§ **Written instruction**
Make an exact copy of all the entries, with the pictures left out.

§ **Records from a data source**
<<<<

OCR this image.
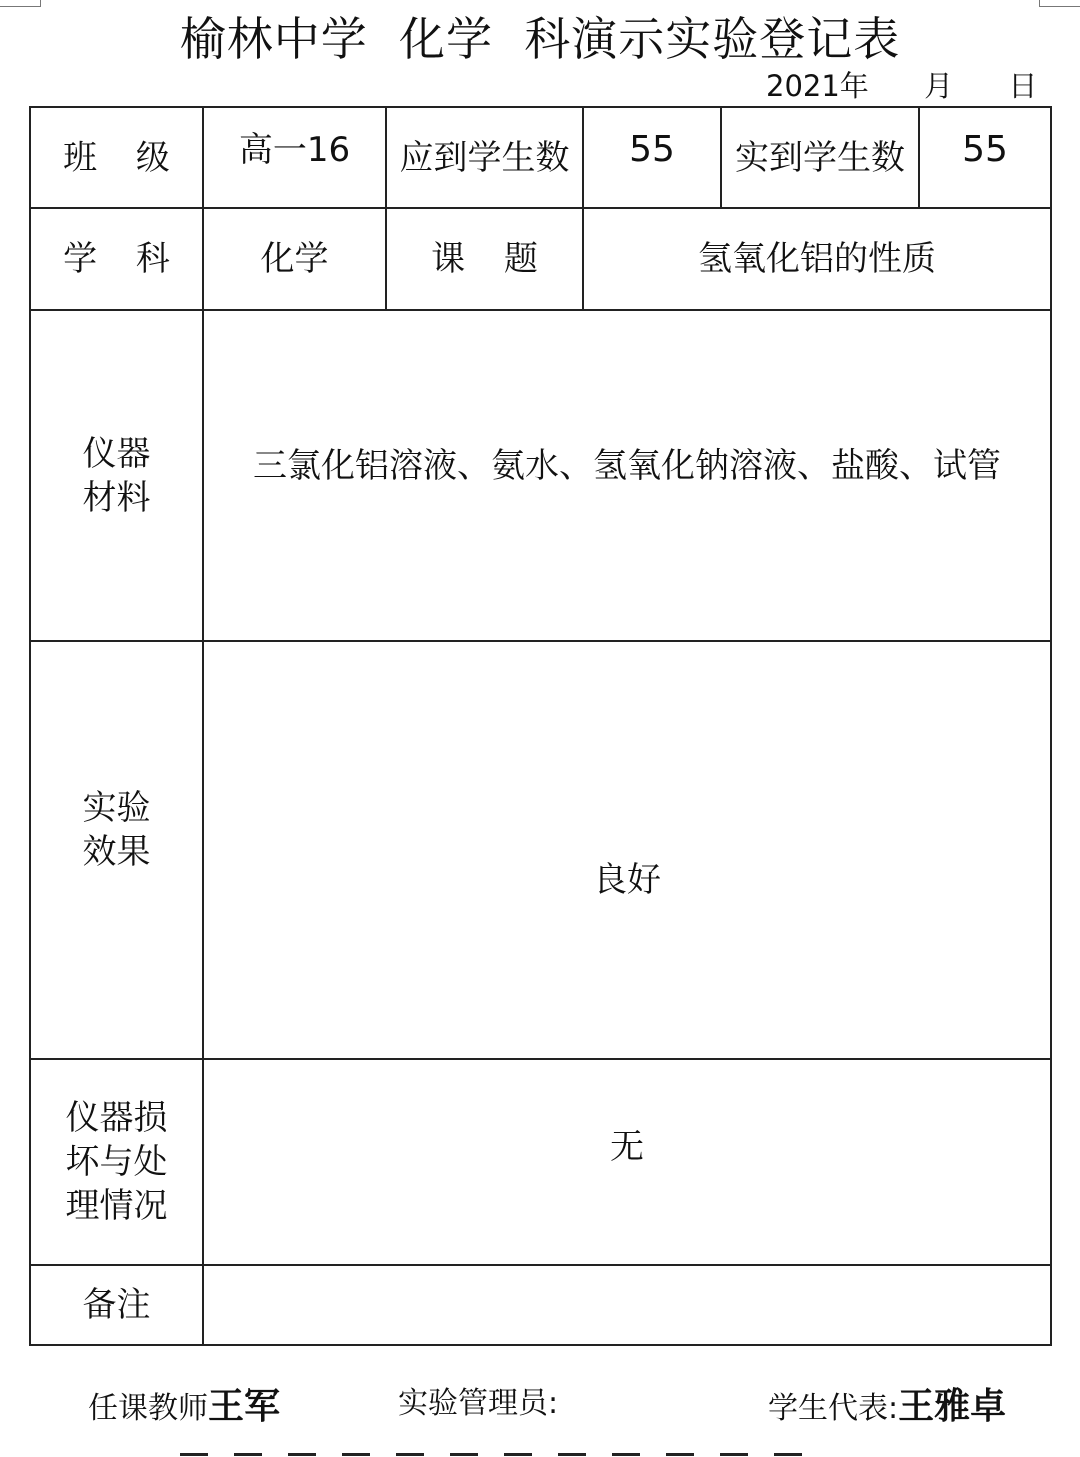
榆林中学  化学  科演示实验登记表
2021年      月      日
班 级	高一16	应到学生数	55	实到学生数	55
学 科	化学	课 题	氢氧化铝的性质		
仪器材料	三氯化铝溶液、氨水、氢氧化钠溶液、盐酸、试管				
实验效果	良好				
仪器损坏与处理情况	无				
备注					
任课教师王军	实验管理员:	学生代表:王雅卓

>>>>

§ **Written response**
OCR this image.
榆林中学  化学  科演示实验登记表
2021年      月      日
班 级	高一16	应到学生数	55	实到学生数	55
学 科	化学	课 题	氢氧化铝的性质		
仪器材料	三氯化铝溶液、氨水、氢氧化钠溶液、盐酸、试管				
实验效果	良好				
仪器损坏与处理情况	无				
备注					
任课教师王军	实验管理员:	学生代表:王雅卓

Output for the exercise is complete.